[Goal] Output the records exactly. Include every line.

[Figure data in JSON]
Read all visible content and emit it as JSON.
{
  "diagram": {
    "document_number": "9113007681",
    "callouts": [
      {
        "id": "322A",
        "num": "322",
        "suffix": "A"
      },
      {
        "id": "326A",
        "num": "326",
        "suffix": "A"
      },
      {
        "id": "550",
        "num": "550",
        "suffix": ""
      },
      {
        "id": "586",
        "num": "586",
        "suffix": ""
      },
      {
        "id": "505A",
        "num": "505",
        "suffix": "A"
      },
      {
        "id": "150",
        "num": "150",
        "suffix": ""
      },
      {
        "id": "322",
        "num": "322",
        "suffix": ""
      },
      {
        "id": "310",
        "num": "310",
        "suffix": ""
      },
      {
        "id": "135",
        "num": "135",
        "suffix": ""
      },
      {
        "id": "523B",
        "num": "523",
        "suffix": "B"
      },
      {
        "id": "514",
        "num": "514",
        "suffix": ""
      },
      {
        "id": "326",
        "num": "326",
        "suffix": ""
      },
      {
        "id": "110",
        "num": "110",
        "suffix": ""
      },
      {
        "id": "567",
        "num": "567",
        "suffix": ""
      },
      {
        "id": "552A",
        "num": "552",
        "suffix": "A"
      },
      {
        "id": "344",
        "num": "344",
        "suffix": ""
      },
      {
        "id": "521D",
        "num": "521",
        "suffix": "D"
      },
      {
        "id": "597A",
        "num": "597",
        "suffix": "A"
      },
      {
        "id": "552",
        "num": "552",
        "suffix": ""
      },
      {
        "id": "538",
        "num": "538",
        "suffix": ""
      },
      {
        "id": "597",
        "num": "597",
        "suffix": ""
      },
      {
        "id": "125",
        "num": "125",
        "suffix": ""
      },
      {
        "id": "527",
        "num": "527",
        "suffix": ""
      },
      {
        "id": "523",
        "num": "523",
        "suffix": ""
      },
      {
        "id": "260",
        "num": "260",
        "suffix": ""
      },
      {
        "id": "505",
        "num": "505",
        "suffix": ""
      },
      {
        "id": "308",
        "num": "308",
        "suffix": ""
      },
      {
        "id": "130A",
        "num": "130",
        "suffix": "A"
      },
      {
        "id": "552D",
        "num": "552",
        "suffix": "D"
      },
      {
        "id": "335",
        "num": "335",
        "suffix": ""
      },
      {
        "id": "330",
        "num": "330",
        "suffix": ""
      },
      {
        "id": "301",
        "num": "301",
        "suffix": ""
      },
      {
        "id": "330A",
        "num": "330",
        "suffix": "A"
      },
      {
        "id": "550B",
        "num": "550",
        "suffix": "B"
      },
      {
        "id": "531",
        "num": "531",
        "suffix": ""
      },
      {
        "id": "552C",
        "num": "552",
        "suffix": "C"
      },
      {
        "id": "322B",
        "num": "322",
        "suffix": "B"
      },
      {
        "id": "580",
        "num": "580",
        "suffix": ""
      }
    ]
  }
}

[Reply to the exercise]
Read all visible content and emit it as JSON.
{
  "diagram": {
    "document_number": "9113007681",
    "callouts": [
      {
        "id": "322A",
        "num": "322",
        "suffix": "A"
      },
      {
        "id": "326A",
        "num": "326",
        "suffix": "A"
      },
      {
        "id": "550",
        "num": "550",
        "suffix": ""
      },
      {
        "id": "586",
        "num": "586",
        "suffix": ""
      },
      {
        "id": "505A",
        "num": "505",
        "suffix": "A"
      },
      {
        "id": "150",
        "num": "150",
        "suffix": ""
      },
      {
        "id": "322",
        "num": "322",
        "suffix": ""
      },
      {
        "id": "310",
        "num": "310",
        "suffix": ""
      },
      {
        "id": "135",
        "num": "135",
        "suffix": ""
      },
      {
        "id": "523B",
        "num": "523",
        "suffix": "B"
      },
      {
        "id": "514",
        "num": "514",
        "suffix": ""
      },
      {
        "id": "326",
        "num": "326",
        "suffix": ""
      },
      {
        "id": "110",
        "num": "110",
        "suffix": ""
      },
      {
        "id": "567",
        "num": "567",
        "suffix": ""
      },
      {
        "id": "552A",
        "num": "552",
        "suffix": "A"
      },
      {
        "id": "344",
        "num": "344",
        "suffix": ""
      },
      {
        "id": "521D",
        "num": "521",
        "suffix": "D"
      },
      {
        "id": "597A",
        "num": "597",
        "suffix": "A"
      },
      {
        "id": "552",
        "num": "552",
        "suffix": ""
      },
      {
        "id": "538",
        "num": "538",
        "suffix": ""
      },
      {
        "id": "597",
        "num": "597",
        "suffix": ""
      },
      {
        "id": "125",
        "num": "125",
        "suffix": ""
      },
      {
        "id": "527",
        "num": "527",
        "suffix": ""
      },
      {
        "id": "523",
        "num": "523",
        "suffix": ""
      },
      {
        "id": "260",
        "num": "260",
        "suffix": ""
      },
      {
        "id": "505",
        "num": "505",
        "suffix": ""
      },
      {
        "id": "308",
        "num": "308",
        "suffix": ""
      },
      {
        "id": "130A",
        "num": "130",
        "suffix": "A"
      },
      {
        "id": "552D",
        "num": "552",
        "suffix": "D"
      },
      {
        "id": "335",
        "num": "335",
        "suffix": ""
      },
      {
        "id": "330",
        "num": "330",
        "suffix": ""
      },
      {
        "id": "301",
        "num": "301",
        "suffix": ""
      },
      {
        "id": "330A",
        "num": "330",
        "suffix": "A"
      },
      {
        "id": "550B",
        "num": "550",
        "suffix": "B"
      },
      {
        "id": "531",
        "num": "531",
        "suffix": ""
      },
      {
        "id": "552C",
        "num": "552",
        "suffix": "C"
      },
      {
        "id": "322B",
        "num": "322",
        "suffix": "B"
      },
      {
        "id": "580",
        "num": "580",
        "suffix": ""
      }
    ]
  }
}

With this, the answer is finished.